### PROBLEM REQUIREMENTS
Omit all images. Transcribe the rest of the material below exactly.

○ ○ ○ ○ ○

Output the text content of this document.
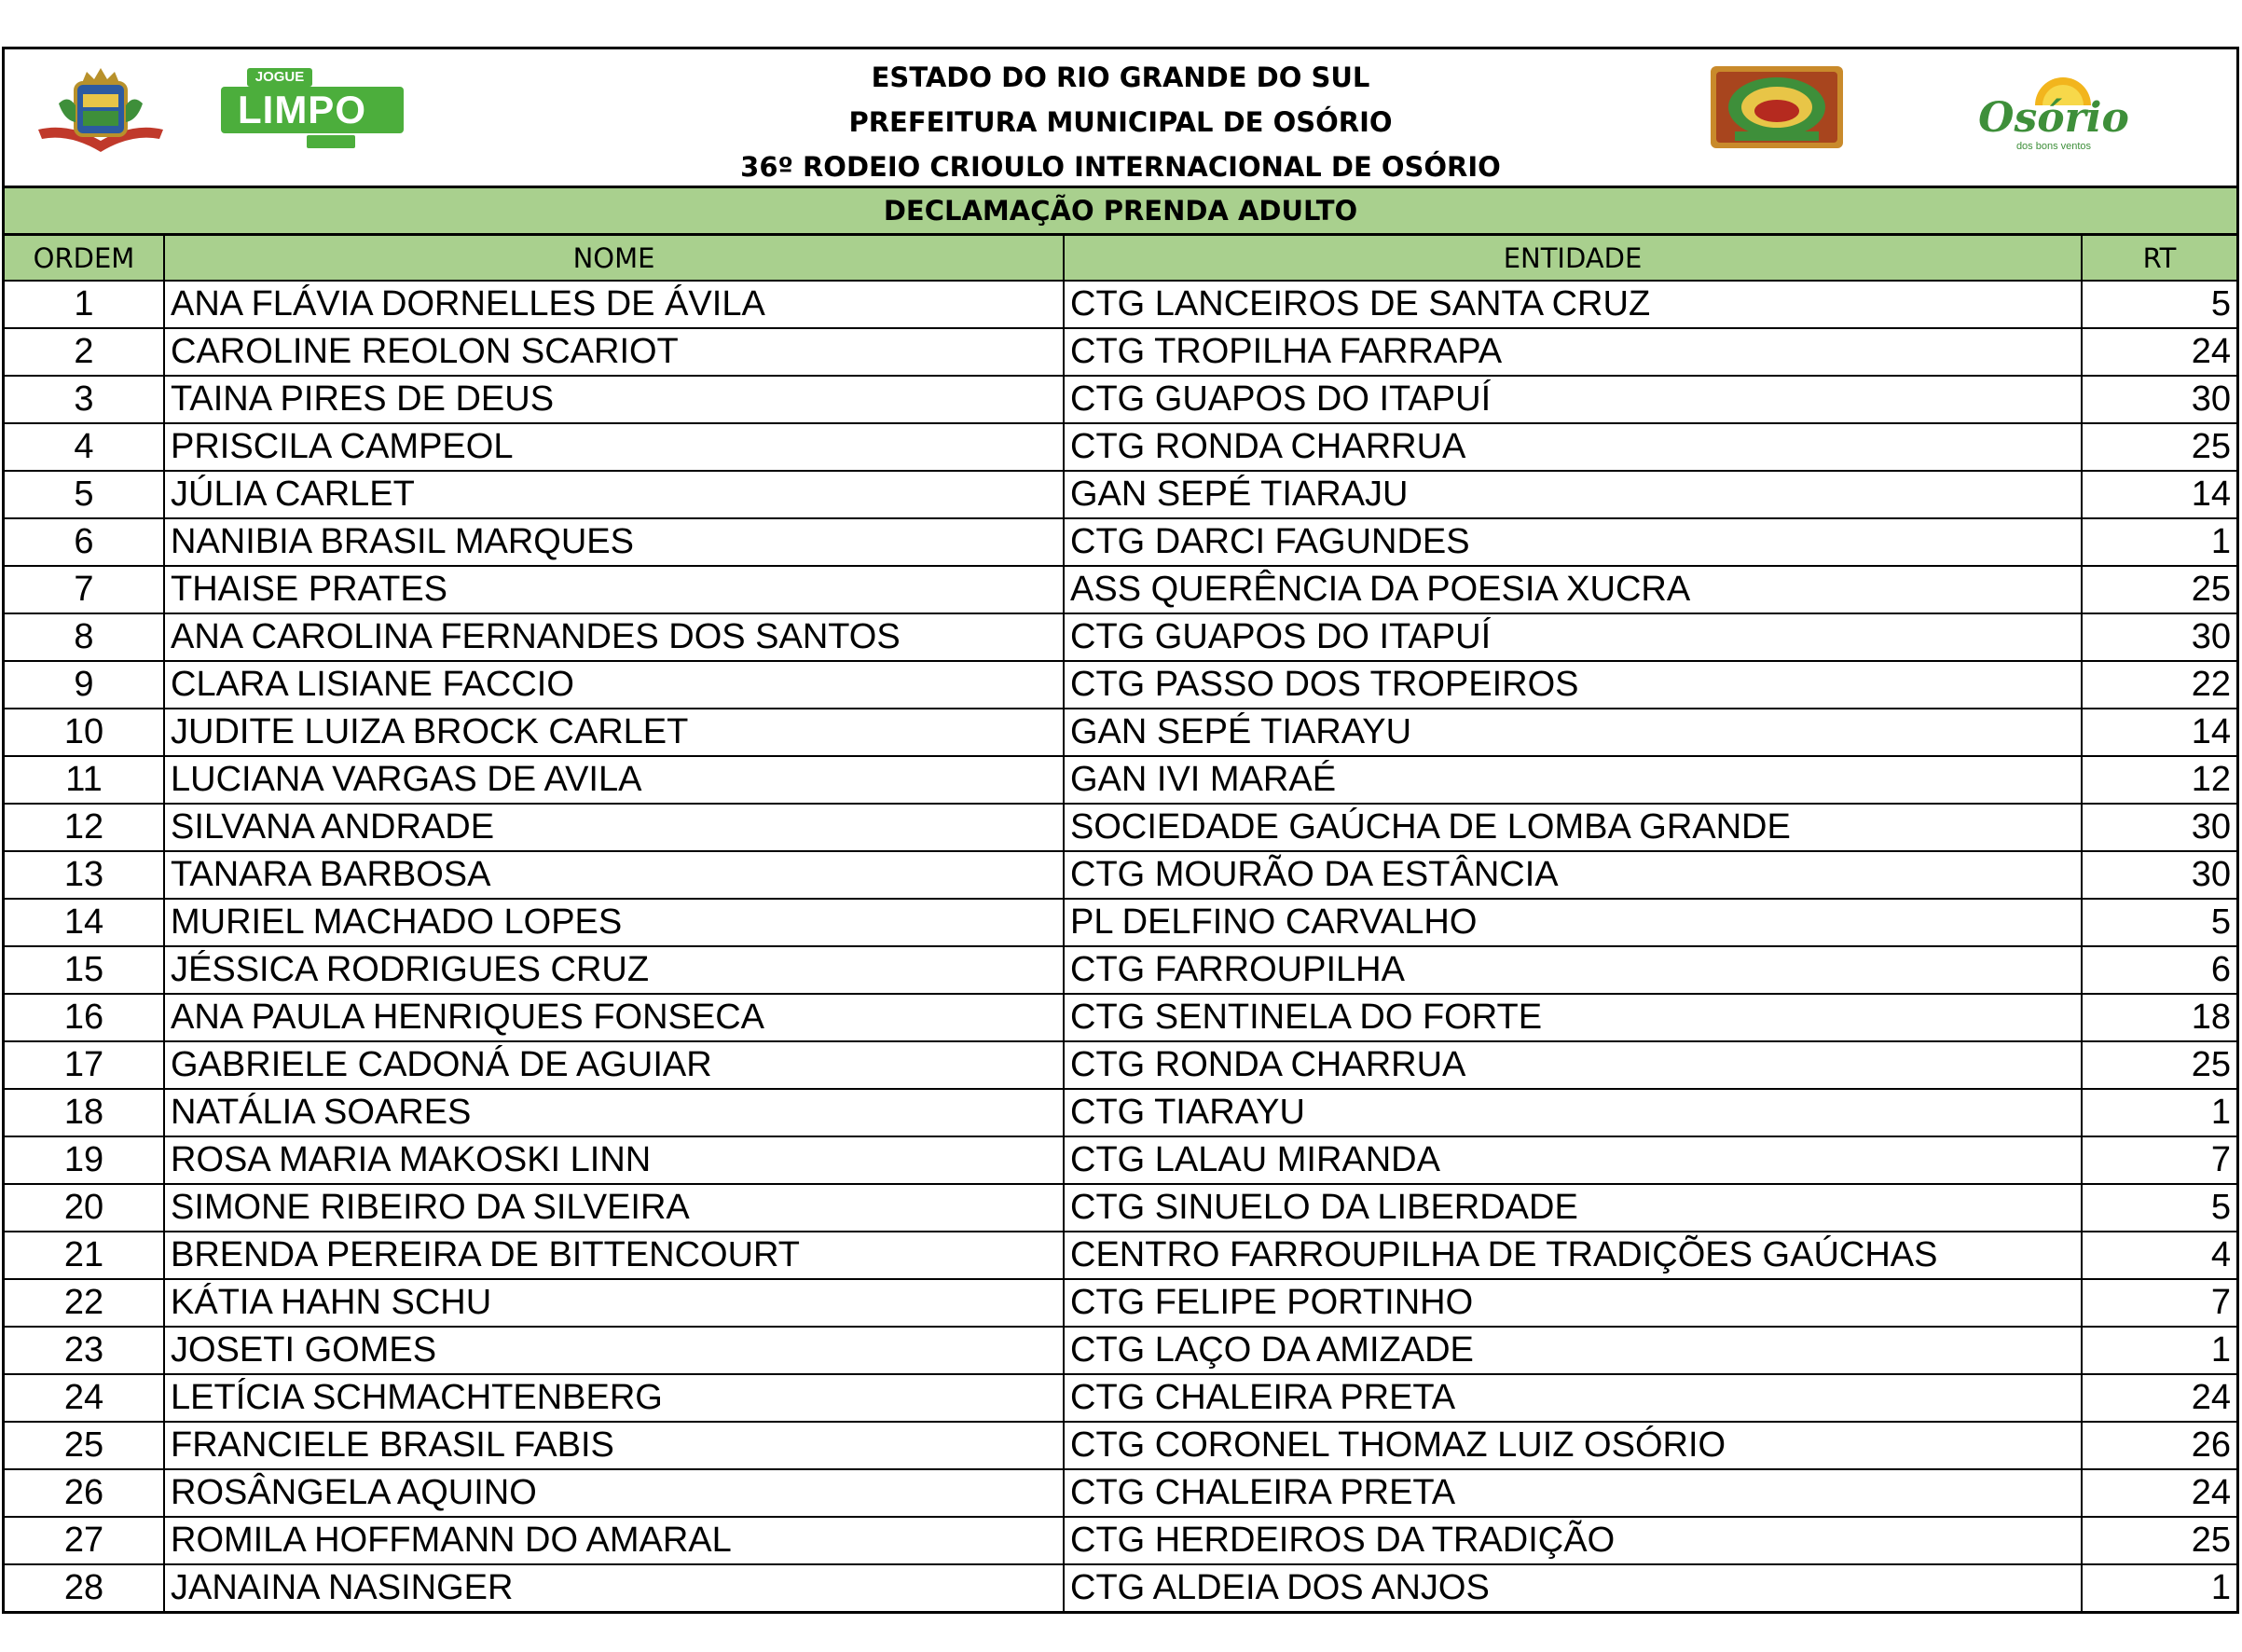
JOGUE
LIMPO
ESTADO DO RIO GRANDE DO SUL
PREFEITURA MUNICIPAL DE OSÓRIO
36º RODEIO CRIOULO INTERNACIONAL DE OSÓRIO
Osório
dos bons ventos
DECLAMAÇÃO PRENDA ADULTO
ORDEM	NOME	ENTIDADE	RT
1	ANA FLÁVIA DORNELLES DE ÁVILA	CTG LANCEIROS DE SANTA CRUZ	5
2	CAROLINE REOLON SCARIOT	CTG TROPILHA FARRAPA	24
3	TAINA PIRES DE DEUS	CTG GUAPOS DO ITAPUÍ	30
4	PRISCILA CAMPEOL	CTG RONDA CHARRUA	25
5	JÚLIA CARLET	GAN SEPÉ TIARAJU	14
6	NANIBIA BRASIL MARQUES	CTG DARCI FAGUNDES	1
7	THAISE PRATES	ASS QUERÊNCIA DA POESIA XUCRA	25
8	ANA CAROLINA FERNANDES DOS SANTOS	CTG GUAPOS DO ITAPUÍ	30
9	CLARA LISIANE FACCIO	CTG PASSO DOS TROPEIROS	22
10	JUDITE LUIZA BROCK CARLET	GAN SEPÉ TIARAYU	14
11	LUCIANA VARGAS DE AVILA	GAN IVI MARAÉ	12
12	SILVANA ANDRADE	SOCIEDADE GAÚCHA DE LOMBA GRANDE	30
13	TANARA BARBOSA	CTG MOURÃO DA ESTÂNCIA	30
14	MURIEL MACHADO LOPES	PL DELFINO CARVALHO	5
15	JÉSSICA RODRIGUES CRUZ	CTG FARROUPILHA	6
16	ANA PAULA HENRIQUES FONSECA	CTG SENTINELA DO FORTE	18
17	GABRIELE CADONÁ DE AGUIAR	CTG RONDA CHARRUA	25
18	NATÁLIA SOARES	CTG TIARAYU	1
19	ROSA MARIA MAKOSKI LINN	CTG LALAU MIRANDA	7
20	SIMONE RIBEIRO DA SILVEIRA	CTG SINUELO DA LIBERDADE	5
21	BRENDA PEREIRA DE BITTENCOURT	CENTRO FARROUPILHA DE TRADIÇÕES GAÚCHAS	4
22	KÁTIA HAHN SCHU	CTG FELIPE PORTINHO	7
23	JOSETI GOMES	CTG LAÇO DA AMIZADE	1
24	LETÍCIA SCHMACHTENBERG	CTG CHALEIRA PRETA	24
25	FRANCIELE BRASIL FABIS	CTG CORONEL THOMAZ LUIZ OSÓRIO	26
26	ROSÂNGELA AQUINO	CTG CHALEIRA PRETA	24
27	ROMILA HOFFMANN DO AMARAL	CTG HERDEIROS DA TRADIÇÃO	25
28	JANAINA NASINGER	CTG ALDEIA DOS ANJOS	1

○ ○ ○ ○ ○

### RESULT OF THIS TASK
Output the text content of this document.
JOGUE
LIMPO
ESTADO DO RIO GRANDE DO SUL
PREFEITURA MUNICIPAL DE OSÓRIO
36º RODEIO CRIOULO INTERNACIONAL DE OSÓRIO
Osório
dos bons ventos
DECLAMAÇÃO PRENDA ADULTO
ORDEM	NOME	ENTIDADE	RT
1	ANA FLÁVIA DORNELLES DE ÁVILA	CTG LANCEIROS DE SANTA CRUZ	5
2	CAROLINE REOLON SCARIOT	CTG TROPILHA FARRAPA	24
3	TAINA PIRES DE DEUS	CTG GUAPOS DO ITAPUÍ	30
4	PRISCILA CAMPEOL	CTG RONDA CHARRUA	25
5	JÚLIA CARLET	GAN SEPÉ TIARAJU	14
6	NANIBIA BRASIL MARQUES	CTG DARCI FAGUNDES	1
7	THAISE PRATES	ASS QUERÊNCIA DA POESIA XUCRA	25
8	ANA CAROLINA FERNANDES DOS SANTOS	CTG GUAPOS DO ITAPUÍ	30
9	CLARA LISIANE FACCIO	CTG PASSO DOS TROPEIROS	22
10	JUDITE LUIZA BROCK CARLET	GAN SEPÉ TIARAYU	14
11	LUCIANA VARGAS DE AVILA	GAN IVI MARAÉ	12
12	SILVANA ANDRADE	SOCIEDADE GAÚCHA DE LOMBA GRANDE	30
13	TANARA BARBOSA	CTG MOURÃO DA ESTÂNCIA	30
14	MURIEL MACHADO LOPES	PL DELFINO CARVALHO	5
15	JÉSSICA RODRIGUES CRUZ	CTG FARROUPILHA	6
16	ANA PAULA HENRIQUES FONSECA	CTG SENTINELA DO FORTE	18
17	GABRIELE CADONÁ DE AGUIAR	CTG RONDA CHARRUA	25
18	NATÁLIA SOARES	CTG TIARAYU	1
19	ROSA MARIA MAKOSKI LINN	CTG LALAU MIRANDA	7
20	SIMONE RIBEIRO DA SILVEIRA	CTG SINUELO DA LIBERDADE	5
21	BRENDA PEREIRA DE BITTENCOURT	CENTRO FARROUPILHA DE TRADIÇÕES GAÚCHAS	4
22	KÁTIA HAHN SCHU	CTG FELIPE PORTINHO	7
23	JOSETI GOMES	CTG LAÇO DA AMIZADE	1
24	LETÍCIA SCHMACHTENBERG	CTG CHALEIRA PRETA	24
25	FRANCIELE BRASIL FABIS	CTG CORONEL THOMAZ LUIZ OSÓRIO	26
26	ROSÂNGELA AQUINO	CTG CHALEIRA PRETA	24
27	ROMILA HOFFMANN DO AMARAL	CTG HERDEIROS DA TRADIÇÃO	25
28	JANAINA NASINGER	CTG ALDEIA DOS ANJOS	1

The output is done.